══ SUPPLIED MATERIAL ══

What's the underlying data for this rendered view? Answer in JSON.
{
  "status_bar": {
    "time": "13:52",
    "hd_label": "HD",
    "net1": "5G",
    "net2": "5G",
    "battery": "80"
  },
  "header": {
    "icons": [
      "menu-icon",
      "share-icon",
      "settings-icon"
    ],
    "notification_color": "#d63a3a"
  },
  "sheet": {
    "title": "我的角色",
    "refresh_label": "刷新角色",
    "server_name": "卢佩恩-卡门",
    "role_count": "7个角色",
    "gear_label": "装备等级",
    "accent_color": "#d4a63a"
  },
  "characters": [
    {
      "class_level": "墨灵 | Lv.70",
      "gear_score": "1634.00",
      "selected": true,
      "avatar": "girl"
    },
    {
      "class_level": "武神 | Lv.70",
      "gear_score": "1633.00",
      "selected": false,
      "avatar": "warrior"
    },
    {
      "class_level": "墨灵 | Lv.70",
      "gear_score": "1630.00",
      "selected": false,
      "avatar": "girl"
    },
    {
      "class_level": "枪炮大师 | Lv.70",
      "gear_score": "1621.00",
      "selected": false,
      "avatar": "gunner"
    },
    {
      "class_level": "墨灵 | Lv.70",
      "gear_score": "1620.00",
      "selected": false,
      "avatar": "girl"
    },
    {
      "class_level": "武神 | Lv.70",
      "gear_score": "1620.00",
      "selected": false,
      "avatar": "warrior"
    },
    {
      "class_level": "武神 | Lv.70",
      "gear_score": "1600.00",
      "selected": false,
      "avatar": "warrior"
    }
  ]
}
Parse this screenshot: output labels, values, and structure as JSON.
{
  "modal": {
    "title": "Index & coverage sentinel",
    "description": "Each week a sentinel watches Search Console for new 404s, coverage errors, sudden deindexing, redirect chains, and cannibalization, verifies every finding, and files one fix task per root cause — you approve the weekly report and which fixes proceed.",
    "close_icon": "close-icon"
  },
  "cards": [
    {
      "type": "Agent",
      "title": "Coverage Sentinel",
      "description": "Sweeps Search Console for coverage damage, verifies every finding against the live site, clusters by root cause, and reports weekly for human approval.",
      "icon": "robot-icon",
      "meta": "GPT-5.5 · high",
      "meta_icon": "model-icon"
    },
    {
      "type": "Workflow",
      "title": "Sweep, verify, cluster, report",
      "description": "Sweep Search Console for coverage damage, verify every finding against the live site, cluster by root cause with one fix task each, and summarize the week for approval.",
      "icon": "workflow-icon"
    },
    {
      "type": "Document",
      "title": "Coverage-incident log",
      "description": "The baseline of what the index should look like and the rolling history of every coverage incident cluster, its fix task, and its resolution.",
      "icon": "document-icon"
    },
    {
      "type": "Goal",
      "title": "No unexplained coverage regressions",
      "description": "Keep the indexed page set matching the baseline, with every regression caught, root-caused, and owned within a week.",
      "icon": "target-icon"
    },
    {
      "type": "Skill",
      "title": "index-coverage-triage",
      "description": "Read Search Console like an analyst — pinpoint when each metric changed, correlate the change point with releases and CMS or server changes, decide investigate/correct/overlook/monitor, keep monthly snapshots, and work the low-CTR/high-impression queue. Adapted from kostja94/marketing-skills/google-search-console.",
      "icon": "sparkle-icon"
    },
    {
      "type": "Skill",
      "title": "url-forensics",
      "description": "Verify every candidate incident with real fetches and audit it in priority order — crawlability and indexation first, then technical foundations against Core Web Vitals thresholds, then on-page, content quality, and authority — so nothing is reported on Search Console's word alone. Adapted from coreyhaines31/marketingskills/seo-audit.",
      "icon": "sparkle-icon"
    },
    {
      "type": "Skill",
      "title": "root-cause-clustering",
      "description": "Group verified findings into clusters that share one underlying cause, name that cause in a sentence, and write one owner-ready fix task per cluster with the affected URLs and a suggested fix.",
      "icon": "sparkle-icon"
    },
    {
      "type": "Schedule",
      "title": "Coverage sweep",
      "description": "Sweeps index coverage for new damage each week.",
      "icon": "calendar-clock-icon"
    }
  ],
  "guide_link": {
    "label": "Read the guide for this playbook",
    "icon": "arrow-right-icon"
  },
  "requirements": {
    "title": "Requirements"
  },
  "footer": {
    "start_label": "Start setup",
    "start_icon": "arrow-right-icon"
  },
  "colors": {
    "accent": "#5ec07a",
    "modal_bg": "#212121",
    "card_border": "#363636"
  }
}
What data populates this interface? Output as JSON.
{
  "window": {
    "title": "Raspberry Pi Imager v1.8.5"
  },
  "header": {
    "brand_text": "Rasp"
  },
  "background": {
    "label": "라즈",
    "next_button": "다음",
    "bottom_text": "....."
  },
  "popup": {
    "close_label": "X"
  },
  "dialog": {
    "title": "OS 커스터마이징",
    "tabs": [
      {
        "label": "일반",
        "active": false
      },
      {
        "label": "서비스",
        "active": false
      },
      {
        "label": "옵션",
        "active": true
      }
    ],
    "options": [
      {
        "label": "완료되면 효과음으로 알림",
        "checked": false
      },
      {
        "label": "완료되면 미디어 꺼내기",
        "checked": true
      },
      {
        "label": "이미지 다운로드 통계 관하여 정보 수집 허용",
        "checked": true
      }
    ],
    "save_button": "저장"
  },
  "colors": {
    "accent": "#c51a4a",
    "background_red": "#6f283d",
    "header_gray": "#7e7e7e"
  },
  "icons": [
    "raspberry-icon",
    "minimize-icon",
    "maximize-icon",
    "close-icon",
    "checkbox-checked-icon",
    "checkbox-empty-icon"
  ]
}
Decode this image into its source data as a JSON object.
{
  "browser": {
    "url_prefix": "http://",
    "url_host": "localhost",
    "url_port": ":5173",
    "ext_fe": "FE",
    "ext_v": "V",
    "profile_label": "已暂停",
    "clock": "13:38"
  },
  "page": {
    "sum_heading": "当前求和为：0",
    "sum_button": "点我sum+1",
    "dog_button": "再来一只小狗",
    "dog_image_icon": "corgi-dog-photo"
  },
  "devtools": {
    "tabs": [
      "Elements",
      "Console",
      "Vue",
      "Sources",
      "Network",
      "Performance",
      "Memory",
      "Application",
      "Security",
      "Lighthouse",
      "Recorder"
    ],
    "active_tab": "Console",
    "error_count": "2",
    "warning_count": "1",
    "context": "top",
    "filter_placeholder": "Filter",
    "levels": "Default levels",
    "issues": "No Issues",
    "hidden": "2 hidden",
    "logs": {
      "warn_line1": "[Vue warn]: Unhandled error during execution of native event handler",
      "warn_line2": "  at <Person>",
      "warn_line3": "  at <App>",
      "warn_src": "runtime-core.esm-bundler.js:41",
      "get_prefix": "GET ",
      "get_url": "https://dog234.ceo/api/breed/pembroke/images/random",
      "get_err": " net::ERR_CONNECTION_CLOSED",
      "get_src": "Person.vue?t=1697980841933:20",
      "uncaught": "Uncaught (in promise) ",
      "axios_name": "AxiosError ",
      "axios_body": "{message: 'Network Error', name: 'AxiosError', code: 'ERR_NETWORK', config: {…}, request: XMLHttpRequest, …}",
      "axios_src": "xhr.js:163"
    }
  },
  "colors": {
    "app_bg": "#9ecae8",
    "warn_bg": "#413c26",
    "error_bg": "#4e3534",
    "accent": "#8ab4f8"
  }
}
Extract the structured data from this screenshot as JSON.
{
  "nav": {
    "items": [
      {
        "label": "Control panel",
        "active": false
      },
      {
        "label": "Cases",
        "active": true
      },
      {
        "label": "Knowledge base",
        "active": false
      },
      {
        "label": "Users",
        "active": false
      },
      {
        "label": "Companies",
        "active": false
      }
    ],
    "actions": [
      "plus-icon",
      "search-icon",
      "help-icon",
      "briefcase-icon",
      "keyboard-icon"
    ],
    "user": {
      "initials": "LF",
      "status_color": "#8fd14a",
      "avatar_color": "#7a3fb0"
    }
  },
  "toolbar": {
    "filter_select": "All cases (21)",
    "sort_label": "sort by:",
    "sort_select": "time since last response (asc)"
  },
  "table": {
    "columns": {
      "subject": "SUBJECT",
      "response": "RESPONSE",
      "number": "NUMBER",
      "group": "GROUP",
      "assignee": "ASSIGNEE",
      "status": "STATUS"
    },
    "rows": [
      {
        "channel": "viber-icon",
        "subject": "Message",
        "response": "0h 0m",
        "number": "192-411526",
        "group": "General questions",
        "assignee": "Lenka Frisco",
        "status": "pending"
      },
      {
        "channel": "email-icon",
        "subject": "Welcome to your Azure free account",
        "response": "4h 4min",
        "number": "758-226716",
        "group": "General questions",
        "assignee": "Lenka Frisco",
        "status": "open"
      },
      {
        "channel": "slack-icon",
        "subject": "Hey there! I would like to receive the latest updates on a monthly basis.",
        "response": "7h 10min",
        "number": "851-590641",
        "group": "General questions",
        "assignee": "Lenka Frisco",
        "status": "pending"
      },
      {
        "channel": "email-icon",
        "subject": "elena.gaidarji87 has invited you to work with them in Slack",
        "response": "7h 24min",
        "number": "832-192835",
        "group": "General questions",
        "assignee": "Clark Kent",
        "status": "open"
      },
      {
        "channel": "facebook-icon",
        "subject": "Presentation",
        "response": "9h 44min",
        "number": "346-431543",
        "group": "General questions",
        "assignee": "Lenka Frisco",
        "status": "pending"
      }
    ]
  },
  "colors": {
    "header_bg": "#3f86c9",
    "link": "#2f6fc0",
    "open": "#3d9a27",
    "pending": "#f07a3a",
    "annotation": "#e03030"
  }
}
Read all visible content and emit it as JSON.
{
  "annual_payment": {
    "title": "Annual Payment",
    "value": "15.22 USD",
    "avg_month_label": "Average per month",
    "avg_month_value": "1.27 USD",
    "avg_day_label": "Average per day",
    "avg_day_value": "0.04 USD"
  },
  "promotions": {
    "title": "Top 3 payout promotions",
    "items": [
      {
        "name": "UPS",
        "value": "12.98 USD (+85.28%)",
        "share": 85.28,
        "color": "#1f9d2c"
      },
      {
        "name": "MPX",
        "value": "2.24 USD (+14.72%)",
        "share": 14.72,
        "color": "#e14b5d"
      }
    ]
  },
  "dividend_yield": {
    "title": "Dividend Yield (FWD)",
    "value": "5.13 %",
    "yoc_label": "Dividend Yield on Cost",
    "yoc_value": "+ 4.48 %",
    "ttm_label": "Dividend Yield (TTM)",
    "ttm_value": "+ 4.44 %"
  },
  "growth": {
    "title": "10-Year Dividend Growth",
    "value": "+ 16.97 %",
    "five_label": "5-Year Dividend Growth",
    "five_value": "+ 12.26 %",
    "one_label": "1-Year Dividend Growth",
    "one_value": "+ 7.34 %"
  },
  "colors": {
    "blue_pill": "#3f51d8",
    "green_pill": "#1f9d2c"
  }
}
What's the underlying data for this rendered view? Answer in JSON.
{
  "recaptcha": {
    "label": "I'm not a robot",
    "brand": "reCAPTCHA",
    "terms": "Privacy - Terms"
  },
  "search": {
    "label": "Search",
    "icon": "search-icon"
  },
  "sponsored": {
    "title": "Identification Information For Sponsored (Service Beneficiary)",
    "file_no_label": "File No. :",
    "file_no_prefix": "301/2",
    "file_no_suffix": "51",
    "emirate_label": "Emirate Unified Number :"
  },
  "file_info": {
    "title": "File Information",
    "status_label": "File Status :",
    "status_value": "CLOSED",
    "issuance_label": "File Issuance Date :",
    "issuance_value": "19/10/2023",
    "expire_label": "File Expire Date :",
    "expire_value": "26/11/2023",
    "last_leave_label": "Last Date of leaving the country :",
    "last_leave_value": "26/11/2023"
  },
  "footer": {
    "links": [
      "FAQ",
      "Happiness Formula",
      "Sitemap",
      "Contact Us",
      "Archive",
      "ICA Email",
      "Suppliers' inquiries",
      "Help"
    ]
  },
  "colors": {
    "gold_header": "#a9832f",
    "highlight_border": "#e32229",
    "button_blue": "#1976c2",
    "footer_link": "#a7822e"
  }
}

═══

Find the word "Person" in the entries above and gather every line that holds it.

SOLUTION TO THIS TASK
      "warn_line2": "  at <Person>",
      "get_src": "Person.vue?t=1697980841933:20",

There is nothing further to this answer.